Exactly as they appear, output all of the records. Skip any images.

Data excerpts
○ ○ ○ ○

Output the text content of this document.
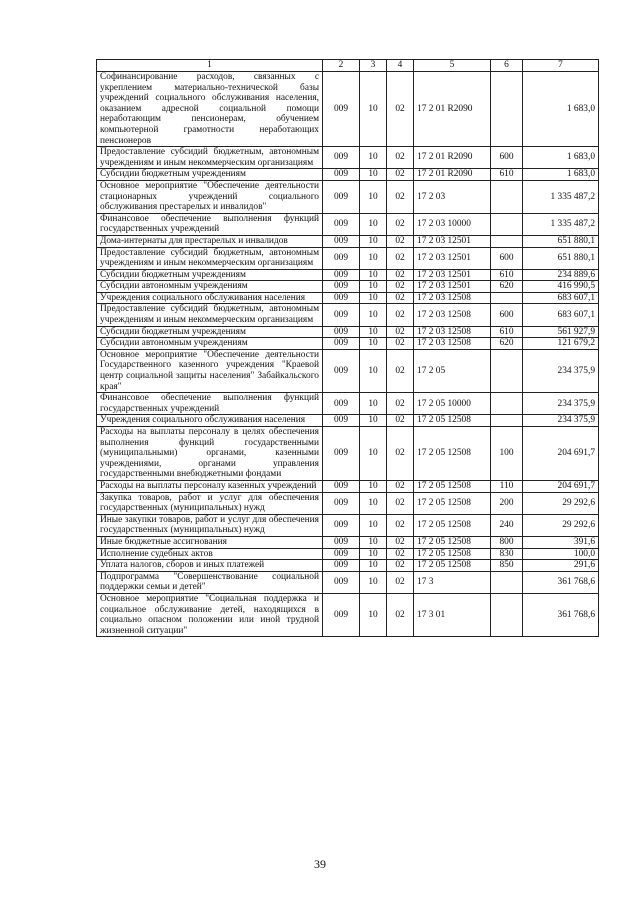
1	2	3	4	5	6	7
Софинансирование расходов, связанных с укреплением материально-технической базы учреждений социального обслуживания населения, оказанием адресной социальной помощи неработающим пенсионерам, обучением компьютерной грамотности неработающих пенсионеров	009	10	02	17 2 01 R2090		1 683,0
Предоставление субсидий бюджетным, автономным учреждениям и иным некоммерческим организациям	009	10	02	17 2 01 R2090	600	1 683,0
Субсидии бюджетным учреждениям	009	10	02	17 2 01 R2090	610	1 683,0
Основное мероприятие "Обеспечение деятельности стационарных учреждений социального обслуживания престарелых и инвалидов"	009	10	02	17 2 03		1 335 487,2
Финансовое обеспечение выполнения функций государственных учреждений	009	10	02	17 2 03 10000		1 335 487,2
Дома-интернаты для престарелых и инвалидов	009	10	02	17 2 03 12501		651 880,1
Предоставление субсидий бюджетным, автономным учреждениям и иным некоммерческим организациям	009	10	02	17 2 03 12501	600	651 880,1
Субсидии бюджетным учреждениям	009	10	02	17 2 03 12501	610	234 889,6
Субсидии автономным учреждениям	009	10	02	17 2 03 12501	620	416 990,5
Учреждения социального обслуживания населения	009	10	02	17 2 03 12508		683 607,1
Предоставление субсидий бюджетным, автономным учреждениям и иным некоммерческим организациям	009	10	02	17 2 03 12508	600	683 607,1
Субсидии бюджетным учреждениям	009	10	02	17 2 03 12508	610	561 927,9
Субсидии автономным учреждениям	009	10	02	17 2 03 12508	620	121 679,2
Основное мероприятие "Обеспечение деятельности Государственного казенного учреждения "Краевой центр социальной защиты населения" Забайкальского края"	009	10	02	17 2 05		234 375,9
Финансовое обеспечение выполнения функций государственных учреждений	009	10	02	17 2 05 10000		234 375,9
Учреждения социального обслуживания населения	009	10	02	17 2 05 12508		234 375,9
Расходы на выплаты персоналу в целях обеспечения выполнения функций государственными (муниципальными) органами, казенными учреждениями, органами управления государственными внебюджетными фондами	009	10	02	17 2 05 12508	100	204 691,7
Расходы на выплаты персоналу казенных учреждений	009	10	02	17 2 05 12508	110	204 691,7
Закупка товаров, работ и услуг для обеспечения государственных (муниципальных) нужд	009	10	02	17 2 05 12508	200	29 292,6
Иные закупки товаров, работ и услуг для обеспечения государственных (муниципальных) нужд	009	10	02	17 2 05 12508	240	29 292,6
Иные бюджетные ассигнования	009	10	02	17 2 05 12508	800	391,6
Исполнение судебных актов	009	10	02	17 2 05 12508	830	100,0
Уплата налогов, сборов и иных платежей	009	10	02	17 2 05 12508	850	291,6
Подпрограмма "Совершенствование социальной поддержки семьи и детей"	009	10	02	17 3		361 768,6
Основное мероприятие "Социальная поддержка и социальное обслуживание детей, находящихся в социально опасном положении или иной трудной жизненной ситуации"	009	10	02	17 3 01		361 768,6
39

○ ○ ○ ○

» Response to this exercise
Output the text content of this document.
1	2	3	4	5	6	7
Софинансирование расходов, связанных с укреплением материально-технической базы учреждений социального обслуживания населения, оказанием адресной социальной помощи неработающим пенсионерам, обучением компьютерной грамотности неработающих пенсионеров	009	10	02	17 2 01 R2090		1 683,0
Предоставление субсидий бюджетным, автономным учреждениям и иным некоммерческим организациям	009	10	02	17 2 01 R2090	600	1 683,0
Субсидии бюджетным учреждениям	009	10	02	17 2 01 R2090	610	1 683,0
Основное мероприятие "Обеспечение деятельности стационарных учреждений социального обслуживания престарелых и инвалидов"	009	10	02	17 2 03		1 335 487,2
Финансовое обеспечение выполнения функций государственных учреждений	009	10	02	17 2 03 10000		1 335 487,2
Дома-интернаты для престарелых и инвалидов	009	10	02	17 2 03 12501		651 880,1
Предоставление субсидий бюджетным, автономным учреждениям и иным некоммерческим организациям	009	10	02	17 2 03 12501	600	651 880,1
Субсидии бюджетным учреждениям	009	10	02	17 2 03 12501	610	234 889,6
Субсидии автономным учреждениям	009	10	02	17 2 03 12501	620	416 990,5
Учреждения социального обслуживания населения	009	10	02	17 2 03 12508		683 607,1
Предоставление субсидий бюджетным, автономным учреждениям и иным некоммерческим организациям	009	10	02	17 2 03 12508	600	683 607,1
Субсидии бюджетным учреждениям	009	10	02	17 2 03 12508	610	561 927,9
Субсидии автономным учреждениям	009	10	02	17 2 03 12508	620	121 679,2
Основное мероприятие "Обеспечение деятельности Государственного казенного учреждения "Краевой центр социальной защиты населения" Забайкальского края"	009	10	02	17 2 05		234 375,9
Финансовое обеспечение выполнения функций государственных учреждений	009	10	02	17 2 05 10000		234 375,9
Учреждения социального обслуживания населения	009	10	02	17 2 05 12508		234 375,9
Расходы на выплаты персоналу в целях обеспечения выполнения функций государственными (муниципальными) органами, казенными учреждениями, органами управления государственными внебюджетными фондами	009	10	02	17 2 05 12508	100	204 691,7
Расходы на выплаты персоналу казенных учреждений	009	10	02	17 2 05 12508	110	204 691,7
Закупка товаров, работ и услуг для обеспечения государственных (муниципальных) нужд	009	10	02	17 2 05 12508	200	29 292,6
Иные закупки товаров, работ и услуг для обеспечения государственных (муниципальных) нужд	009	10	02	17 2 05 12508	240	29 292,6
Иные бюджетные ассигнования	009	10	02	17 2 05 12508	800	391,6
Исполнение судебных актов	009	10	02	17 2 05 12508	830	100,0
Уплата налогов, сборов и иных платежей	009	10	02	17 2 05 12508	850	291,6
Подпрограмма "Совершенствование социальной поддержки семьи и детей"	009	10	02	17 3		361 768,6
Основное мероприятие "Социальная поддержка и социальное обслуживание детей, находящихся в социально опасном положении или иной трудной жизненной ситуации"	009	10	02	17 3 01		361 768,6
39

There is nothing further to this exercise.